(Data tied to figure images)
--

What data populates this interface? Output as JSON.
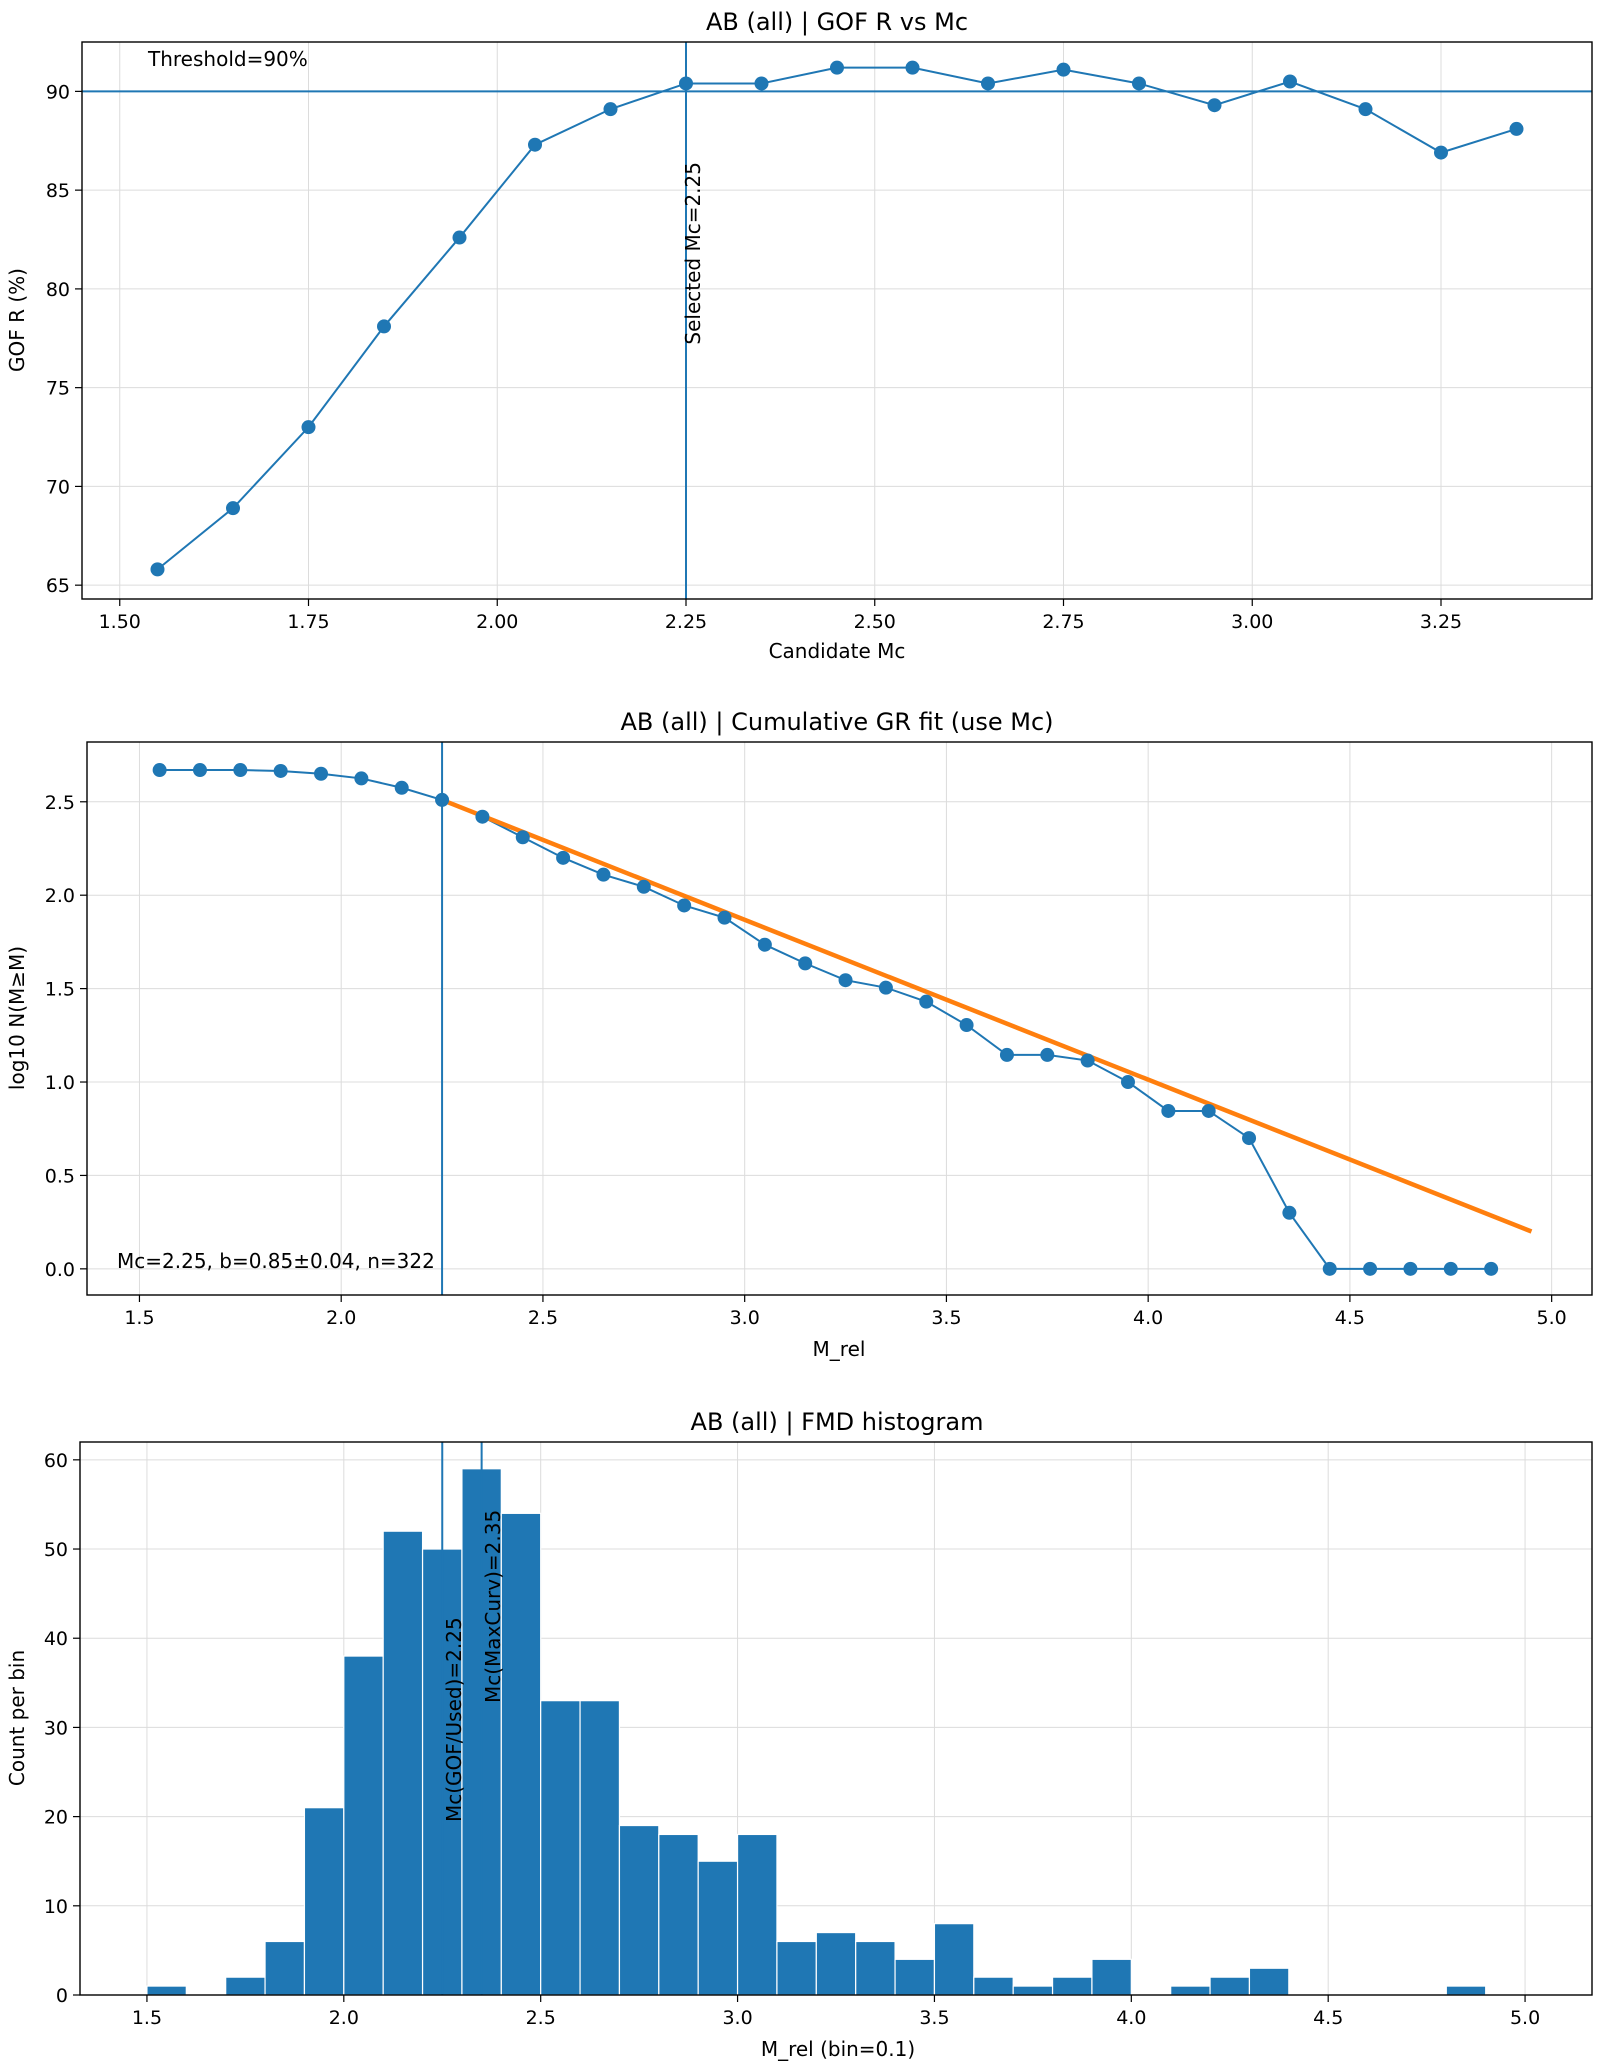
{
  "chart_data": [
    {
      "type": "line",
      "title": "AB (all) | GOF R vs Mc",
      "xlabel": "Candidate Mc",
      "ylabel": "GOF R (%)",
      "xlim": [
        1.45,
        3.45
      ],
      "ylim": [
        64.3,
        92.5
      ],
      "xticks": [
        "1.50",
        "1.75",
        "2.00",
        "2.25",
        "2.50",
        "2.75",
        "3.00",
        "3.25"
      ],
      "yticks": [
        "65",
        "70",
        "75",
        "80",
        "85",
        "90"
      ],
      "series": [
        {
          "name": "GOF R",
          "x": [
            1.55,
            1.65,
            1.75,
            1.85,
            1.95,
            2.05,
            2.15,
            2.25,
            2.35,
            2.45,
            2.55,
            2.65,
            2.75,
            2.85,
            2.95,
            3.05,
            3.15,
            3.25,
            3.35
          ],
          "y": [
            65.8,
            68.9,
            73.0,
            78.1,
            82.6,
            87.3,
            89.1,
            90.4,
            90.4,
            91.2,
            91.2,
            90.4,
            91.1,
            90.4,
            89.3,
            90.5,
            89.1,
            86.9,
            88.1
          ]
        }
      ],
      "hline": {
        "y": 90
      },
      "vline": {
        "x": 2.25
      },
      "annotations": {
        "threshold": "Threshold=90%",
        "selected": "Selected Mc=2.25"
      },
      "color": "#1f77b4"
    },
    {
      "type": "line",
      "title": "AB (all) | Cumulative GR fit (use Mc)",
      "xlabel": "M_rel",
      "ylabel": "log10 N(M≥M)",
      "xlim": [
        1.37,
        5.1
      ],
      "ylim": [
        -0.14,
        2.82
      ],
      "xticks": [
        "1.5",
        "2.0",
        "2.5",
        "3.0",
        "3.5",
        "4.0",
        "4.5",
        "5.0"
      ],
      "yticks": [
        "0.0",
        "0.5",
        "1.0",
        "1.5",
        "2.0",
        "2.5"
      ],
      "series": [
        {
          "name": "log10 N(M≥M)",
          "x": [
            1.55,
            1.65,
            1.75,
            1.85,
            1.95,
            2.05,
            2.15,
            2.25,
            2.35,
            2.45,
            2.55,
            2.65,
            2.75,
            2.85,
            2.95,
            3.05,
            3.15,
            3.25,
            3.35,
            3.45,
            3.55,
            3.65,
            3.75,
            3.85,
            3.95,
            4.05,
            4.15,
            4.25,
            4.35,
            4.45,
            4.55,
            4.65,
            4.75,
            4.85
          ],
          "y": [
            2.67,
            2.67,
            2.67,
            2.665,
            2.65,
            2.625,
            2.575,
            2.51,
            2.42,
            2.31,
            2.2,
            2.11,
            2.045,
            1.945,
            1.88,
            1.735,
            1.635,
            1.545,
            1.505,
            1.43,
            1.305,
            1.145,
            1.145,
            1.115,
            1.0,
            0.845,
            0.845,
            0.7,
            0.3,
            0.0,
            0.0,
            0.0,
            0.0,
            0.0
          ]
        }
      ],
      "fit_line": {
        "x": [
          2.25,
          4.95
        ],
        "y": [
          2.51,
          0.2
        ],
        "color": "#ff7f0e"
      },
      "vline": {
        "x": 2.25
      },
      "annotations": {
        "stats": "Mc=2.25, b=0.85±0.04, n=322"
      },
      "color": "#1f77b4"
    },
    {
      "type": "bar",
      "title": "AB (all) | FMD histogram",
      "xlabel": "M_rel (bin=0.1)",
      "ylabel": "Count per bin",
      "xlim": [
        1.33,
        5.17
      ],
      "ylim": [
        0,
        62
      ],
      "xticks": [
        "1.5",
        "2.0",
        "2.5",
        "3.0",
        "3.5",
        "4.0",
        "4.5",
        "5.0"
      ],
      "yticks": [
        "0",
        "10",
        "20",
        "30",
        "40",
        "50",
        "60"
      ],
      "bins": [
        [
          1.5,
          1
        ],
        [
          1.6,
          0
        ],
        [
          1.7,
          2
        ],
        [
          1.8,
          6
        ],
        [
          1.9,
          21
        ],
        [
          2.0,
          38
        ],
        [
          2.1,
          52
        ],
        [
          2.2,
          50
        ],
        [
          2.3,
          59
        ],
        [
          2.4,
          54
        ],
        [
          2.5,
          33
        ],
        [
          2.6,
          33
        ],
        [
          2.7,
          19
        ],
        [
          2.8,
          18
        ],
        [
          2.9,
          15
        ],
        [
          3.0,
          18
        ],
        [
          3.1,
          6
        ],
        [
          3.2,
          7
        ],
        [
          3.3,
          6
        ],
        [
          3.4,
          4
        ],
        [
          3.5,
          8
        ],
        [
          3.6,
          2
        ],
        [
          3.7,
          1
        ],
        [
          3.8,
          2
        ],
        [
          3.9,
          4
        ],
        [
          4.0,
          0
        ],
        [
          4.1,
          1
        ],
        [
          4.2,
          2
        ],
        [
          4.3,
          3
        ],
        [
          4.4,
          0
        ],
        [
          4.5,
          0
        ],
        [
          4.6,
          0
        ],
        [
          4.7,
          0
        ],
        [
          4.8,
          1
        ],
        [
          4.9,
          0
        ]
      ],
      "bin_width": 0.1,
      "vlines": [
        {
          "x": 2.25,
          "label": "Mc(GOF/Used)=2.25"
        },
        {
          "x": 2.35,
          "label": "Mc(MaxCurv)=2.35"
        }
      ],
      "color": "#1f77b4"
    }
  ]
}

--

→ GOAL: Do not include images; quote all of the entries above exactly.

→ FINISHED EXERCISE:
What data populates this interface? Output as JSON.
{
  "chart_data": [
    {
      "type": "line",
      "title": "AB (all) | GOF R vs Mc",
      "xlabel": "Candidate Mc",
      "ylabel": "GOF R (%)",
      "xlim": [
        1.45,
        3.45
      ],
      "ylim": [
        64.3,
        92.5
      ],
      "xticks": [
        "1.50",
        "1.75",
        "2.00",
        "2.25",
        "2.50",
        "2.75",
        "3.00",
        "3.25"
      ],
      "yticks": [
        "65",
        "70",
        "75",
        "80",
        "85",
        "90"
      ],
      "series": [
        {
          "name": "GOF R",
          "x": [
            1.55,
            1.65,
            1.75,
            1.85,
            1.95,
            2.05,
            2.15,
            2.25,
            2.35,
            2.45,
            2.55,
            2.65,
            2.75,
            2.85,
            2.95,
            3.05,
            3.15,
            3.25,
            3.35
          ],
          "y": [
            65.8,
            68.9,
            73.0,
            78.1,
            82.6,
            87.3,
            89.1,
            90.4,
            90.4,
            91.2,
            91.2,
            90.4,
            91.1,
            90.4,
            89.3,
            90.5,
            89.1,
            86.9,
            88.1
          ]
        }
      ],
      "hline": {
        "y": 90
      },
      "vline": {
        "x": 2.25
      },
      "annotations": {
        "threshold": "Threshold=90%",
        "selected": "Selected Mc=2.25"
      },
      "color": "#1f77b4"
    },
    {
      "type": "line",
      "title": "AB (all) | Cumulative GR fit (use Mc)",
      "xlabel": "M_rel",
      "ylabel": "log10 N(M≥M)",
      "xlim": [
        1.37,
        5.1
      ],
      "ylim": [
        -0.14,
        2.82
      ],
      "xticks": [
        "1.5",
        "2.0",
        "2.5",
        "3.0",
        "3.5",
        "4.0",
        "4.5",
        "5.0"
      ],
      "yticks": [
        "0.0",
        "0.5",
        "1.0",
        "1.5",
        "2.0",
        "2.5"
      ],
      "series": [
        {
          "name": "log10 N(M≥M)",
          "x": [
            1.55,
            1.65,
            1.75,
            1.85,
            1.95,
            2.05,
            2.15,
            2.25,
            2.35,
            2.45,
            2.55,
            2.65,
            2.75,
            2.85,
            2.95,
            3.05,
            3.15,
            3.25,
            3.35,
            3.45,
            3.55,
            3.65,
            3.75,
            3.85,
            3.95,
            4.05,
            4.15,
            4.25,
            4.35,
            4.45,
            4.55,
            4.65,
            4.75,
            4.85
          ],
          "y": [
            2.67,
            2.67,
            2.67,
            2.665,
            2.65,
            2.625,
            2.575,
            2.51,
            2.42,
            2.31,
            2.2,
            2.11,
            2.045,
            1.945,
            1.88,
            1.735,
            1.635,
            1.545,
            1.505,
            1.43,
            1.305,
            1.145,
            1.145,
            1.115,
            1.0,
            0.845,
            0.845,
            0.7,
            0.3,
            0.0,
            0.0,
            0.0,
            0.0,
            0.0
          ]
        }
      ],
      "fit_line": {
        "x": [
          2.25,
          4.95
        ],
        "y": [
          2.51,
          0.2
        ],
        "color": "#ff7f0e"
      },
      "vline": {
        "x": 2.25
      },
      "annotations": {
        "stats": "Mc=2.25, b=0.85±0.04, n=322"
      },
      "color": "#1f77b4"
    },
    {
      "type": "bar",
      "title": "AB (all) | FMD histogram",
      "xlabel": "M_rel (bin=0.1)",
      "ylabel": "Count per bin",
      "xlim": [
        1.33,
        5.17
      ],
      "ylim": [
        0,
        62
      ],
      "xticks": [
        "1.5",
        "2.0",
        "2.5",
        "3.0",
        "3.5",
        "4.0",
        "4.5",
        "5.0"
      ],
      "yticks": [
        "0",
        "10",
        "20",
        "30",
        "40",
        "50",
        "60"
      ],
      "bins": [
        [
          1.5,
          1
        ],
        [
          1.6,
          0
        ],
        [
          1.7,
          2
        ],
        [
          1.8,
          6
        ],
        [
          1.9,
          21
        ],
        [
          2.0,
          38
        ],
        [
          2.1,
          52
        ],
        [
          2.2,
          50
        ],
        [
          2.3,
          59
        ],
        [
          2.4,
          54
        ],
        [
          2.5,
          33
        ],
        [
          2.6,
          33
        ],
        [
          2.7,
          19
        ],
        [
          2.8,
          18
        ],
        [
          2.9,
          15
        ],
        [
          3.0,
          18
        ],
        [
          3.1,
          6
        ],
        [
          3.2,
          7
        ],
        [
          3.3,
          6
        ],
        [
          3.4,
          4
        ],
        [
          3.5,
          8
        ],
        [
          3.6,
          2
        ],
        [
          3.7,
          1
        ],
        [
          3.8,
          2
        ],
        [
          3.9,
          4
        ],
        [
          4.0,
          0
        ],
        [
          4.1,
          1
        ],
        [
          4.2,
          2
        ],
        [
          4.3,
          3
        ],
        [
          4.4,
          0
        ],
        [
          4.5,
          0
        ],
        [
          4.6,
          0
        ],
        [
          4.7,
          0
        ],
        [
          4.8,
          1
        ],
        [
          4.9,
          0
        ]
      ],
      "bin_width": 0.1,
      "vlines": [
        {
          "x": 2.25,
          "label": "Mc(GOF/Used)=2.25"
        },
        {
          "x": 2.35,
          "label": "Mc(MaxCurv)=2.35"
        }
      ],
      "color": "#1f77b4"
    }
  ]
}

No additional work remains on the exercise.